Dataset listings of figures
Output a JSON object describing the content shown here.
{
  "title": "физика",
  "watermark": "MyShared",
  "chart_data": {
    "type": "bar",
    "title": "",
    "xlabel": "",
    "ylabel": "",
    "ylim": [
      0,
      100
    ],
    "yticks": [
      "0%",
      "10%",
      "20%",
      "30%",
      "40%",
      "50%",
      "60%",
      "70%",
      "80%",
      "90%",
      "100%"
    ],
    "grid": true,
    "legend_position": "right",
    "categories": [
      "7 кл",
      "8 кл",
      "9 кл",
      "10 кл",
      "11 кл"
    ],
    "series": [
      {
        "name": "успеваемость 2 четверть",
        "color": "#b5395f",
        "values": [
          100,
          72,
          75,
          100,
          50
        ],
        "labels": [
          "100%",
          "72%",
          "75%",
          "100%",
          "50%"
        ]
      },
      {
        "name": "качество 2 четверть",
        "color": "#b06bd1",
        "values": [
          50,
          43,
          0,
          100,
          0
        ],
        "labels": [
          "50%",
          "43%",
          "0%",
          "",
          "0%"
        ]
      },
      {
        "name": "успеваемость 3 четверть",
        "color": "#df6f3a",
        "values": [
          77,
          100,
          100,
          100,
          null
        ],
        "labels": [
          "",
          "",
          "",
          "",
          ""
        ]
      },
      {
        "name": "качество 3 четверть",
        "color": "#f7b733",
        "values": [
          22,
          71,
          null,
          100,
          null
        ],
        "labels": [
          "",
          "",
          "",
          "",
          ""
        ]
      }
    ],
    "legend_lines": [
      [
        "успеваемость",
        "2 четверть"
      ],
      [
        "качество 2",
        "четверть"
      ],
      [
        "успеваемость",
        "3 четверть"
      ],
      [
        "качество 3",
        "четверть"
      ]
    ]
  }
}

What you will do =
Restate all of the entries above precisely.

Solved exercise =
Output a JSON object describing the content shown here.
{
  "title": "физика",
  "watermark": "MyShared",
  "chart_data": {
    "type": "bar",
    "title": "",
    "xlabel": "",
    "ylabel": "",
    "ylim": [
      0,
      100
    ],
    "yticks": [
      "0%",
      "10%",
      "20%",
      "30%",
      "40%",
      "50%",
      "60%",
      "70%",
      "80%",
      "90%",
      "100%"
    ],
    "grid": true,
    "legend_position": "right",
    "categories": [
      "7 кл",
      "8 кл",
      "9 кл",
      "10 кл",
      "11 кл"
    ],
    "series": [
      {
        "name": "успеваемость 2 четверть",
        "color": "#b5395f",
        "values": [
          100,
          72,
          75,
          100,
          50
        ],
        "labels": [
          "100%",
          "72%",
          "75%",
          "100%",
          "50%"
        ]
      },
      {
        "name": "качество 2 четверть",
        "color": "#b06bd1",
        "values": [
          50,
          43,
          0,
          100,
          0
        ],
        "labels": [
          "50%",
          "43%",
          "0%",
          "",
          "0%"
        ]
      },
      {
        "name": "успеваемость 3 четверть",
        "color": "#df6f3a",
        "values": [
          77,
          100,
          100,
          100,
          null
        ],
        "labels": [
          "",
          "",
          "",
          "",
          ""
        ]
      },
      {
        "name": "качество 3 четверть",
        "color": "#f7b733",
        "values": [
          22,
          71,
          null,
          100,
          null
        ],
        "labels": [
          "",
          "",
          "",
          "",
          ""
        ]
      }
    ],
    "legend_lines": [
      [
        "успеваемость",
        "2 четверть"
      ],
      [
        "качество 2",
        "четверть"
      ],
      [
        "успеваемость",
        "3 четверть"
      ],
      [
        "качество 3",
        "четверть"
      ]
    ]
  }
}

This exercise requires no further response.